> [PROBLEM TO WORK ON]: Pull out every line of the listing below where "color" appears.

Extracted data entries

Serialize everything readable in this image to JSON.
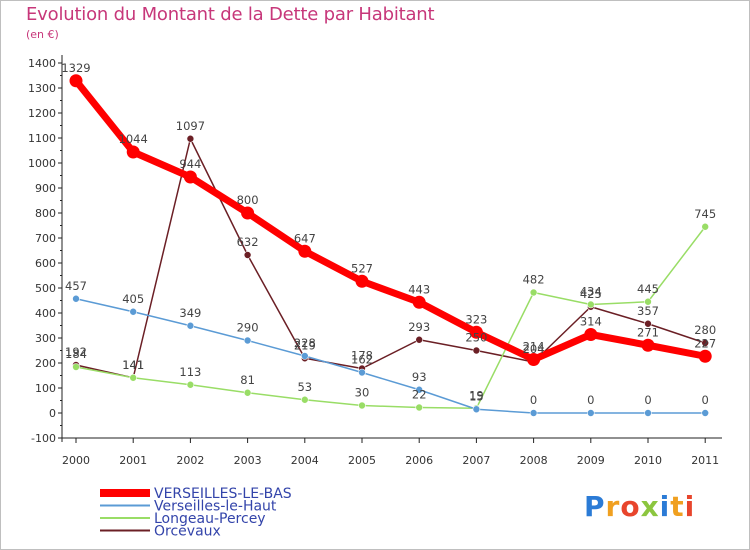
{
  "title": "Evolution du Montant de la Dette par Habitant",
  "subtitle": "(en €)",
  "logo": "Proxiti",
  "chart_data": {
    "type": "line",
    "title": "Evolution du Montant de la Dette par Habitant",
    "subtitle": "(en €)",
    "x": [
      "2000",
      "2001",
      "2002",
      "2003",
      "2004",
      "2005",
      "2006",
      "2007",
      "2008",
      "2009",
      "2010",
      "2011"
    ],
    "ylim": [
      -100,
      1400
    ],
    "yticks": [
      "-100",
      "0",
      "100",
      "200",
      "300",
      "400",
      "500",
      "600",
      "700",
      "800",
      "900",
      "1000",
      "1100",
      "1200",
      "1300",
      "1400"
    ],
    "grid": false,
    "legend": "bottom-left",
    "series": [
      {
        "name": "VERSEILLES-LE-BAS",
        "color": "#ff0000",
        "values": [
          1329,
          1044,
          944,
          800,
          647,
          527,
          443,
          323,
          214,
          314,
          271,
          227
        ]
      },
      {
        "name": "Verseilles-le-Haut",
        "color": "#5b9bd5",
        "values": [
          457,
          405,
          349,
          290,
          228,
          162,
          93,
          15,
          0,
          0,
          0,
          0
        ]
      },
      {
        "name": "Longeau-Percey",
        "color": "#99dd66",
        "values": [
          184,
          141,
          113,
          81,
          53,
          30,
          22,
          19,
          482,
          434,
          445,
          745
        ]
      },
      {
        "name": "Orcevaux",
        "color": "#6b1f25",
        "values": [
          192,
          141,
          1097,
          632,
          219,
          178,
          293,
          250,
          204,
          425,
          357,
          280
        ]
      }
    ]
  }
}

> [WRITTEN SOLUTION]:
        "color": "#ff0000",
        "color": "#5b9bd5",
        "color": "#99dd66",
        "color": "#6b1f25",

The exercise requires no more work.